(Data records)
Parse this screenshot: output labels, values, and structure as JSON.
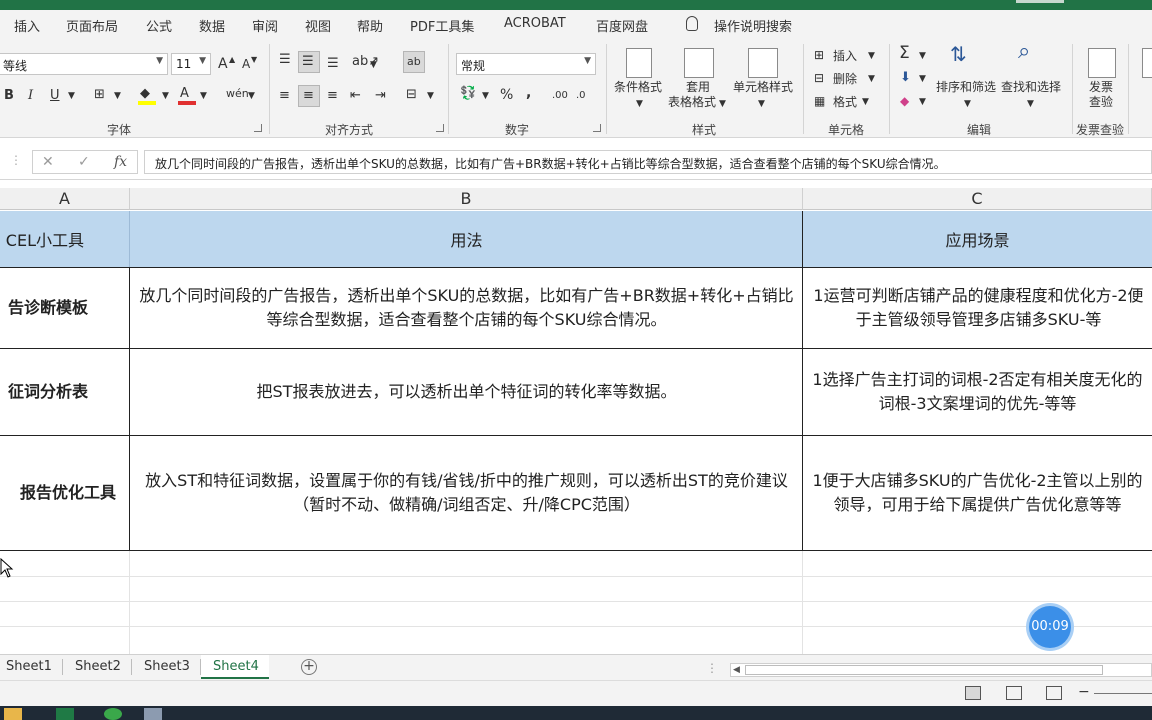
{
  "menu": {
    "tabs": [
      "插入",
      "页面布局",
      "公式",
      "数据",
      "审阅",
      "视图",
      "帮助",
      "PDF工具集",
      "ACROBAT",
      "百度网盘"
    ],
    "tell_me": "操作说明搜索"
  },
  "ribbon": {
    "font": {
      "name": "等线",
      "size": "11",
      "grow": "A",
      "shrink": "A",
      "bold": "B",
      "italic": "I",
      "underline": "U",
      "group_label": "字体"
    },
    "alignment": {
      "group_label": "对齐方式"
    },
    "number": {
      "format": "常规",
      "percent": "%",
      "comma": ",",
      "group_label": "数字"
    },
    "styles": {
      "conditional": "条件格式",
      "table_format": "套用",
      "table_format_2": "表格格式",
      "cell_styles": "单元格样式",
      "group_label": "样式"
    },
    "cells": {
      "insert": "插入",
      "delete": "删除",
      "format": "格式",
      "group_label": "单元格"
    },
    "editing": {
      "sort_filter": "排序和筛选",
      "find_select": "查找和选择",
      "group_label": "编辑"
    },
    "invoice": {
      "label_1": "发票",
      "label_2": "查验",
      "group_label": "发票查验"
    }
  },
  "formula_bar": {
    "fx": "fx",
    "content": "放几个同时间段的广告报告，透析出单个SKU的总数据，比如有广告+BR数据+转化+占销比等综合型数据，适合查看整个店铺的每个SKU综合情况。"
  },
  "sheet": {
    "columns": [
      "A",
      "B",
      "C"
    ],
    "header_row": [
      "CEL小工具",
      "用法",
      "应用场景"
    ],
    "rows": [
      {
        "a": "告诊断模板",
        "b": "放几个同时间段的广告报告，透析出单个SKU的总数据，比如有广告+BR数据+转化+占销比等综合型数据，适合查看整个店铺的每个SKU综合情况。",
        "c": "1运营可判断店铺产品的健康程度和优化方-2便于主管级领导管理多店铺多SKU-等"
      },
      {
        "a": "征词分析表",
        "b": "把ST报表放进去，可以透析出单个特征词的转化率等数据。",
        "c": "1选择广告主打词的词根-2否定有相关度无化的词根-3文案埋词的优先-等等"
      },
      {
        "a": "报告优化工具",
        "b": "放入ST和特征词数据，设置属于你的有钱/省钱/折中的推广规则，可以透析出ST的竞价建议（暂时不动、做精确/词组否定、升/降CPC范围）",
        "c": "1便于大店铺多SKU的广告优化-2主管以上别的领导，可用于给下属提供广告优化意等等"
      }
    ]
  },
  "sheet_tabs": [
    "Sheet1",
    "Sheet2",
    "Sheet3",
    "Sheet4"
  ],
  "active_sheet": "Sheet4",
  "add_sheet": "+",
  "timer": "00:09",
  "colors": {
    "excel_green": "#217346",
    "header_fill": "#bdd7ee",
    "timer_blue": "#3b8fe8"
  }
}
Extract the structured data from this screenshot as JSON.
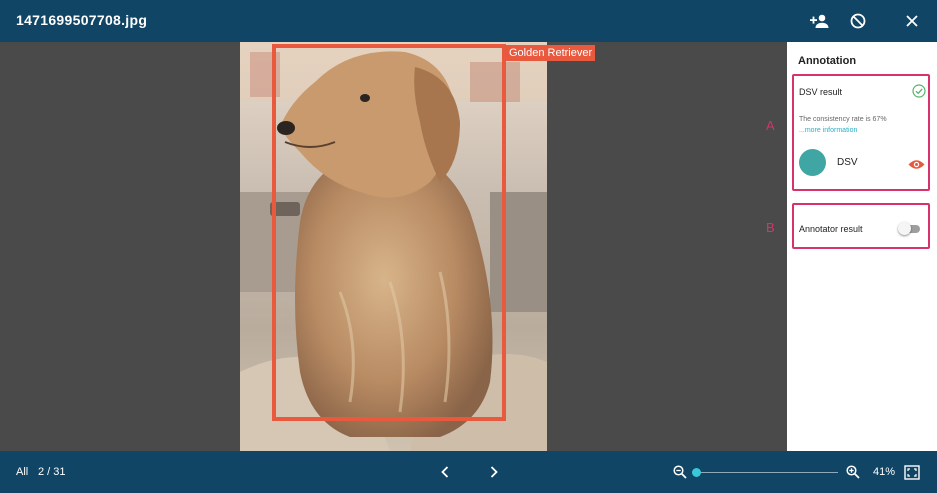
{
  "window": {
    "title": "1471699507708.jpg",
    "icons": {
      "add_person": "person-add-icon",
      "block": "block-icon",
      "close": "close-icon"
    }
  },
  "viewer": {
    "label": "Golden Retriever",
    "box_color": "#e8593e"
  },
  "side_panel": {
    "title": "Annotation",
    "dsv_card": {
      "title": "DSV result",
      "status_icon": "check-circle-icon",
      "consistency_text": "The consistency rate is 67%",
      "more_link": "...more information",
      "source_label": "DSV",
      "source_color": "#3fa6a4",
      "visibility_icon": "eye-icon"
    },
    "annotator_card": {
      "title": "Annotator result",
      "toggle_on": false
    },
    "markers": {
      "a": "A",
      "b": "B"
    },
    "highlight_color": "#d6336c"
  },
  "footer": {
    "filter": "All",
    "pager": "2 /  31",
    "zoom_level": "41%",
    "zoom_fraction": 0.0,
    "icons": {
      "prev": "chevron-left-icon",
      "next": "chevron-right-icon",
      "zoom_out": "zoom-out-icon",
      "zoom_in": "zoom-in-icon",
      "fit": "fit-screen-icon"
    }
  },
  "colors": {
    "bar": "#104566",
    "canvas": "#4a4a4a",
    "accent": "#39c8d8"
  }
}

**To be done:** Which lines of the material contain the string "title"? List each of them.

**Solved problem:**
    "title": "1471699507708.jpg",
    "title": "Annotation",
      "title": "DSV result",
      "title": "Annotator result",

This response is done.